PAGE EXCERPT:
━━━━━━━━━━━━━━━━━━━━

America is Divided, Just not in the way you think it is

The increasing division and hostility in American politics has become a hot topic as of late. It’s become apparent that we’re more politically polarized than ever before. But I think the nature of the division has been misunderstood. 

Many people still think of American politics as a battle between the left and the right, but what is currently going on is not merely an amplification of this typical tension. Over the past few years there has become a deeper, more fundamental divide that transcends the traditional left-right categories. 

The most important question of today is not whether you’re conservative or progressive, but whether you’re liberal or illiberal. And I don’t mean liberal in the way it has come to be used as a term to describe anyone on the left side of the political aisle. I mean it in the sense of liberal democracy—the political doctrine that stands for individual rights, freedom of speech, civil liberties, free enterprise, equality under the law, etc.

━━━━━━━━━━━━━━━━━━━━

EXERCISE INSTRUCTIONS:
• a. Sum up the excerpt on American political division in two sentences.
• b. In the excerpt on American political division, what sense of the word "liberal" does the writer say is meant?

DATA TO EXAMINE:
━━━━━━━━━━━━━━━━━━━━

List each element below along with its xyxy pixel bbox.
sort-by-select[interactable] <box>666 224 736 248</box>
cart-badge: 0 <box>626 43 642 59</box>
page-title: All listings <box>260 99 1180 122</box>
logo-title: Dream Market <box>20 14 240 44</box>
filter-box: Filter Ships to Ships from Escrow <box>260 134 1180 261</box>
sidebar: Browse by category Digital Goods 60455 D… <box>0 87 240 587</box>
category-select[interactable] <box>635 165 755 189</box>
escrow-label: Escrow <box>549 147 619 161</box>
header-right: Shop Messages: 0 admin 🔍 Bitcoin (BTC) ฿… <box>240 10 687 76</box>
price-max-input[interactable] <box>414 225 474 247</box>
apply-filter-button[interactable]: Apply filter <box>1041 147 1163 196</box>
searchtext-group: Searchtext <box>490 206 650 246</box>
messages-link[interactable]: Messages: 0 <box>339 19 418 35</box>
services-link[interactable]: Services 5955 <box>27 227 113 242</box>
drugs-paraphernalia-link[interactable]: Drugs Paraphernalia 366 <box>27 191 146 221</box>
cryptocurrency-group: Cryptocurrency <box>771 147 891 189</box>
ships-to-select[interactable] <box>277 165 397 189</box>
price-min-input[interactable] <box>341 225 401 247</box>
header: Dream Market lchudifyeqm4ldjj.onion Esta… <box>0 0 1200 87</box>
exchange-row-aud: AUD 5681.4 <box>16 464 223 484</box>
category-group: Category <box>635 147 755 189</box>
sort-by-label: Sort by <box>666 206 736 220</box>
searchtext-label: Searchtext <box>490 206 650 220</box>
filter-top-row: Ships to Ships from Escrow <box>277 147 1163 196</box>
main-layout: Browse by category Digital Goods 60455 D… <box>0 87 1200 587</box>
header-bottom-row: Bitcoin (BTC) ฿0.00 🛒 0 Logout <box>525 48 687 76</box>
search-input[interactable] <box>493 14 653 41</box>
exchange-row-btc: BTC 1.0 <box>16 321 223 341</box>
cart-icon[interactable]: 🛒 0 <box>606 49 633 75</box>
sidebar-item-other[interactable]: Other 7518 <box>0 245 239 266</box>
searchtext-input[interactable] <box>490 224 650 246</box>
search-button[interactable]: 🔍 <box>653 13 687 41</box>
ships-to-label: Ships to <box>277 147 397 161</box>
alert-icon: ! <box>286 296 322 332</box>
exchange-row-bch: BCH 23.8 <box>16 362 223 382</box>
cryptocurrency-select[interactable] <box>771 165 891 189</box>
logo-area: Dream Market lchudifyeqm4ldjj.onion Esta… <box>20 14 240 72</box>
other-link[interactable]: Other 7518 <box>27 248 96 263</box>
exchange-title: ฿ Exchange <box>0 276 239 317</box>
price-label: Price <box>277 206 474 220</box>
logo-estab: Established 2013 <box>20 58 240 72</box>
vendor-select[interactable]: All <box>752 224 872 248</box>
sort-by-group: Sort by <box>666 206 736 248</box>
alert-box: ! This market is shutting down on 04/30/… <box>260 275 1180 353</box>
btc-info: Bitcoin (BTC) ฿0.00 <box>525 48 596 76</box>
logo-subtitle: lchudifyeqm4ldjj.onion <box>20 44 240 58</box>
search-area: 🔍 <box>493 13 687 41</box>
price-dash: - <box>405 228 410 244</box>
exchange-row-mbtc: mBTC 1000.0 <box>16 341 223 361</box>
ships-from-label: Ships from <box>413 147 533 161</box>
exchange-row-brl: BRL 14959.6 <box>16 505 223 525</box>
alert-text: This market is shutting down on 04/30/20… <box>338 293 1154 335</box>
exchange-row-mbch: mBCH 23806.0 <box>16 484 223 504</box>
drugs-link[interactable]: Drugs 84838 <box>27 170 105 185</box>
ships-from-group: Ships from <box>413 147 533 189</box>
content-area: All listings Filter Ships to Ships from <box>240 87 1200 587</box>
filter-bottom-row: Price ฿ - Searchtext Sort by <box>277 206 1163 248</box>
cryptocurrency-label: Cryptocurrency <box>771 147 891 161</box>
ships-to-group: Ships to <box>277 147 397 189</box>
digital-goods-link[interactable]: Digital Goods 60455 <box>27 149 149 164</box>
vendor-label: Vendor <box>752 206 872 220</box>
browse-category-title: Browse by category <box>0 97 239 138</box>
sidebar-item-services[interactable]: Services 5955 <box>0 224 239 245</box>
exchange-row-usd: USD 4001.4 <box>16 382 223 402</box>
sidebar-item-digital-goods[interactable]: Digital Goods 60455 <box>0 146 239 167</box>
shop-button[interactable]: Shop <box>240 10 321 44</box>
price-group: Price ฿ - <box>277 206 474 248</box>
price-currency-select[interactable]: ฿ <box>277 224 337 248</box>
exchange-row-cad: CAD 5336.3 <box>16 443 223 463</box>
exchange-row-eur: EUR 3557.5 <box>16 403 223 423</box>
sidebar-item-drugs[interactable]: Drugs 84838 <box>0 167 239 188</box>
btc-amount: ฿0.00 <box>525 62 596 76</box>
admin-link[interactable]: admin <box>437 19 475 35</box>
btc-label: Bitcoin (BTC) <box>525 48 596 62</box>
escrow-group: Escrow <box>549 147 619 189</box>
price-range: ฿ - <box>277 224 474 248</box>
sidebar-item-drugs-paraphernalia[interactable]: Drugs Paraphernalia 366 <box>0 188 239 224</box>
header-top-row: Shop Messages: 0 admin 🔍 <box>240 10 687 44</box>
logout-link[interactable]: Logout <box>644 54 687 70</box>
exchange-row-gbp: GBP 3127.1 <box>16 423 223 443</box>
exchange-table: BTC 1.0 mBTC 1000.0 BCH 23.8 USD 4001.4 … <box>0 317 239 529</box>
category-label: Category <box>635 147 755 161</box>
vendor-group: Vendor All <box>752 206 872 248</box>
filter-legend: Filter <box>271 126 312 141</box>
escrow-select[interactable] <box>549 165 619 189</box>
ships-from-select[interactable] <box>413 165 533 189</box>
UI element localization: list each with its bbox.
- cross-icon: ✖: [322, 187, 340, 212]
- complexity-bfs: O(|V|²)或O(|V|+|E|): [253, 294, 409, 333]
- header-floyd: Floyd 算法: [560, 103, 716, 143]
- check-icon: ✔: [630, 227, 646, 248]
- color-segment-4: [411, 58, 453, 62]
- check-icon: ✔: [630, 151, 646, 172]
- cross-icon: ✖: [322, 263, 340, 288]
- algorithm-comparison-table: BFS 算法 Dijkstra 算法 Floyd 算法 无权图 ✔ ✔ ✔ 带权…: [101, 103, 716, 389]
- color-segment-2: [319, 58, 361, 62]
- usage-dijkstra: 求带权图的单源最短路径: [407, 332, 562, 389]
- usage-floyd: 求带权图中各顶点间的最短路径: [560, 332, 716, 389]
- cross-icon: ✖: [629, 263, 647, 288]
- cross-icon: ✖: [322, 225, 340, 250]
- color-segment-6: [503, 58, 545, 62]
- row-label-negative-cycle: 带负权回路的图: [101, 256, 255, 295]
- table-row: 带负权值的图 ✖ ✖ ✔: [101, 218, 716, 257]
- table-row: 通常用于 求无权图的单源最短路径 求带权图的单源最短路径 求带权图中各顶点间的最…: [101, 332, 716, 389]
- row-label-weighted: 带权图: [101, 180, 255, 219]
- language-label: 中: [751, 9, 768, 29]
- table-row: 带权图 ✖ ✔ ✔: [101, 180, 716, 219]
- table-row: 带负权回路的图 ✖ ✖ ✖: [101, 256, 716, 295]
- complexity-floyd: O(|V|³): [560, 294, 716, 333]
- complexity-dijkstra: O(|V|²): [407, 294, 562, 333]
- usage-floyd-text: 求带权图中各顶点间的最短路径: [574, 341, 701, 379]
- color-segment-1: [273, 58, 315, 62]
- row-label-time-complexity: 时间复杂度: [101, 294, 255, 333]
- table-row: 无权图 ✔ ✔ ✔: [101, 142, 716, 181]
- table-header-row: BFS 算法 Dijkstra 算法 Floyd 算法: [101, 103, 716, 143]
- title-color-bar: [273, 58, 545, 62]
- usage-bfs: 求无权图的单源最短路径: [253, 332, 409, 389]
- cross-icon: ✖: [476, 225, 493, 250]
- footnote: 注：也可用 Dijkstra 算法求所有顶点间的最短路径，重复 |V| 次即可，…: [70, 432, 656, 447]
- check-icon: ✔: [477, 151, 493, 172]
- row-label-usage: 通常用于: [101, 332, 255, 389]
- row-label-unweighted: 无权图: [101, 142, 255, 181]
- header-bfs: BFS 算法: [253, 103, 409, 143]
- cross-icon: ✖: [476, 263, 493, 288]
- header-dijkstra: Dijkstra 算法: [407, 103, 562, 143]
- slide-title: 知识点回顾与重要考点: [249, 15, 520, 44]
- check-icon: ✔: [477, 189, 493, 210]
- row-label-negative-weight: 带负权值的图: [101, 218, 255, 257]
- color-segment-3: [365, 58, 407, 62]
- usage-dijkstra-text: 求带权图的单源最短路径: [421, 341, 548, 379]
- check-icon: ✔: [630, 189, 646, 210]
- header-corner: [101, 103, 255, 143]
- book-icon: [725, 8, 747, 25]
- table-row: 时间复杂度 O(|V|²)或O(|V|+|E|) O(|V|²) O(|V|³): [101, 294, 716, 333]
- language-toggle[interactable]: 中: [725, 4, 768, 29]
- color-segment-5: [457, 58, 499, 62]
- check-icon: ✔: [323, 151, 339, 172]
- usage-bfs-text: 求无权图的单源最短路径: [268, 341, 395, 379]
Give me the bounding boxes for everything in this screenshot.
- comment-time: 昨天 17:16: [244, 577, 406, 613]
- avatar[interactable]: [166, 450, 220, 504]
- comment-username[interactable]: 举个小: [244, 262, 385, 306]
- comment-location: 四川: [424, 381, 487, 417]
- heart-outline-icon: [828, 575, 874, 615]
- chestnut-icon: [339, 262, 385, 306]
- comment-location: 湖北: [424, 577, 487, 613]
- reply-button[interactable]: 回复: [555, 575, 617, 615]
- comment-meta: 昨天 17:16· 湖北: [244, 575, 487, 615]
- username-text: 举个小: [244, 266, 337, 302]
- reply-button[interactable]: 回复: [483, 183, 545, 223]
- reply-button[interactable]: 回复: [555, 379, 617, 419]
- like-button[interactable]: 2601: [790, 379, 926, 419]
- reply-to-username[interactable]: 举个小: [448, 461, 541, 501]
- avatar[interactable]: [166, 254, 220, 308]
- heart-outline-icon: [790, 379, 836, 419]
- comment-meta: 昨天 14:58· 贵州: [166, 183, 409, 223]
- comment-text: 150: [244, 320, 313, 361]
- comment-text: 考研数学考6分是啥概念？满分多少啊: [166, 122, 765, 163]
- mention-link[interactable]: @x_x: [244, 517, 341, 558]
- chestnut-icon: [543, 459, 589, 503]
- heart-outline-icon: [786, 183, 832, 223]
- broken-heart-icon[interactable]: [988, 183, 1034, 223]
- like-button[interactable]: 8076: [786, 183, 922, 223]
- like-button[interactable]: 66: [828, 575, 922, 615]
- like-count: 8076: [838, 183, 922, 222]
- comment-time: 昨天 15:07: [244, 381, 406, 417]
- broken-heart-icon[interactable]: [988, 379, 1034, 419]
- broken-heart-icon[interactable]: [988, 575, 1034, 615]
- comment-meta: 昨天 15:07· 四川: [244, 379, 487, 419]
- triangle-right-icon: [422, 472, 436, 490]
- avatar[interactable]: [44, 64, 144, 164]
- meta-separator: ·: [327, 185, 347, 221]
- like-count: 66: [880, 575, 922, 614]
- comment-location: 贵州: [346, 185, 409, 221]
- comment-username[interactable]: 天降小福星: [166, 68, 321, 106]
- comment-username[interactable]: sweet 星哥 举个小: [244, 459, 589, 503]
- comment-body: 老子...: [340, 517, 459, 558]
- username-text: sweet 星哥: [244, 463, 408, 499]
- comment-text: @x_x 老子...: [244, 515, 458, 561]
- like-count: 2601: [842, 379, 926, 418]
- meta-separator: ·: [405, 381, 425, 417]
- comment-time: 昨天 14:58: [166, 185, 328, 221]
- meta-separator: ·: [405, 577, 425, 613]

━━━━━━━━━━━━━━━━━━━━

TASK RESULTS:
• a. American politics is more polarized than ever, but the division is misunderstood: a deeper divide has formed that goes beyond the usual left-right battle. The most important question today is whether a person is liberal or illiberal, in the sense of liberal democracy, which stands for individual rights, freedom of speech, civil liberties, free enterprise and equality under the law.

• b. Liberal in the sense of liberal democracy, the political doctrine that stands for individual rights, freedom of speech, civil liberties, free enterprise and equality under the law.